— Begin DATA FOR PROCESSING —

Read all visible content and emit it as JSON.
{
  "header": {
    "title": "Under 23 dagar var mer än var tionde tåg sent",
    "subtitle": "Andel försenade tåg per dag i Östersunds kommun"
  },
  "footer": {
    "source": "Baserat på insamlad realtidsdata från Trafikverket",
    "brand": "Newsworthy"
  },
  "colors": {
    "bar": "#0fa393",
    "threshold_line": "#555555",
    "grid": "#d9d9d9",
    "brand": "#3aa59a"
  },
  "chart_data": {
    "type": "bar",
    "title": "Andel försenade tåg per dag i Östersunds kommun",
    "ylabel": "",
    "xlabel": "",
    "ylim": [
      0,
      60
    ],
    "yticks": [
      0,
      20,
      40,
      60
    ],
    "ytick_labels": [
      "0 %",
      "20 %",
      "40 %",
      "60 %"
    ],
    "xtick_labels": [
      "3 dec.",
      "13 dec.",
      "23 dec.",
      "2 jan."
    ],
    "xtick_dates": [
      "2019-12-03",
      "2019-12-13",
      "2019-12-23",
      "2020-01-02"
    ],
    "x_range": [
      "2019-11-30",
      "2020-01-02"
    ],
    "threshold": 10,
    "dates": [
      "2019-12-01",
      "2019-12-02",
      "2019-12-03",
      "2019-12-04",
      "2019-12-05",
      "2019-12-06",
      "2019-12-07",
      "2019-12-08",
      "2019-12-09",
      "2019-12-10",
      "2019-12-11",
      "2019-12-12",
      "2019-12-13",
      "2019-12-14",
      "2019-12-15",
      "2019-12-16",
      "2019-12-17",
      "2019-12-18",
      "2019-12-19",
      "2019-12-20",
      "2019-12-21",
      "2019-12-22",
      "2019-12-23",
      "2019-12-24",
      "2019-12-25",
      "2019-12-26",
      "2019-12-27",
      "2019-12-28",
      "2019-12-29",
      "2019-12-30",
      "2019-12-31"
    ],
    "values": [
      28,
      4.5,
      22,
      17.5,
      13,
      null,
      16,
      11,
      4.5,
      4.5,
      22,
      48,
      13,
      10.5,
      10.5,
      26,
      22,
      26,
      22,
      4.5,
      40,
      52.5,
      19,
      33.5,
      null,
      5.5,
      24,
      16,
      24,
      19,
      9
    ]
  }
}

— End DATA FOR PROCESSING —

## OBJECTIVE
Can you reproduce all the material exactly?

## SOLUTION FOR THIS PROBLEM
Read all visible content and emit it as JSON.
{
  "header": {
    "title": "Under 23 dagar var mer än var tionde tåg sent",
    "subtitle": "Andel försenade tåg per dag i Östersunds kommun"
  },
  "footer": {
    "source": "Baserat på insamlad realtidsdata från Trafikverket",
    "brand": "Newsworthy"
  },
  "colors": {
    "bar": "#0fa393",
    "threshold_line": "#555555",
    "grid": "#d9d9d9",
    "brand": "#3aa59a"
  },
  "chart_data": {
    "type": "bar",
    "title": "Andel försenade tåg per dag i Östersunds kommun",
    "ylabel": "",
    "xlabel": "",
    "ylim": [
      0,
      60
    ],
    "yticks": [
      0,
      20,
      40,
      60
    ],
    "ytick_labels": [
      "0 %",
      "20 %",
      "40 %",
      "60 %"
    ],
    "xtick_labels": [
      "3 dec.",
      "13 dec.",
      "23 dec.",
      "2 jan."
    ],
    "xtick_dates": [
      "2019-12-03",
      "2019-12-13",
      "2019-12-23",
      "2020-01-02"
    ],
    "x_range": [
      "2019-11-30",
      "2020-01-02"
    ],
    "threshold": 10,
    "dates": [
      "2019-12-01",
      "2019-12-02",
      "2019-12-03",
      "2019-12-04",
      "2019-12-05",
      "2019-12-06",
      "2019-12-07",
      "2019-12-08",
      "2019-12-09",
      "2019-12-10",
      "2019-12-11",
      "2019-12-12",
      "2019-12-13",
      "2019-12-14",
      "2019-12-15",
      "2019-12-16",
      "2019-12-17",
      "2019-12-18",
      "2019-12-19",
      "2019-12-20",
      "2019-12-21",
      "2019-12-22",
      "2019-12-23",
      "2019-12-24",
      "2019-12-25",
      "2019-12-26",
      "2019-12-27",
      "2019-12-28",
      "2019-12-29",
      "2019-12-30",
      "2019-12-31"
    ],
    "values": [
      28,
      4.5,
      22,
      17.5,
      13,
      null,
      16,
      11,
      4.5,
      4.5,
      22,
      48,
      13,
      10.5,
      10.5,
      26,
      22,
      26,
      22,
      4.5,
      40,
      52.5,
      19,
      33.5,
      null,
      5.5,
      24,
      16,
      24,
      19,
      9
    ]
  }
}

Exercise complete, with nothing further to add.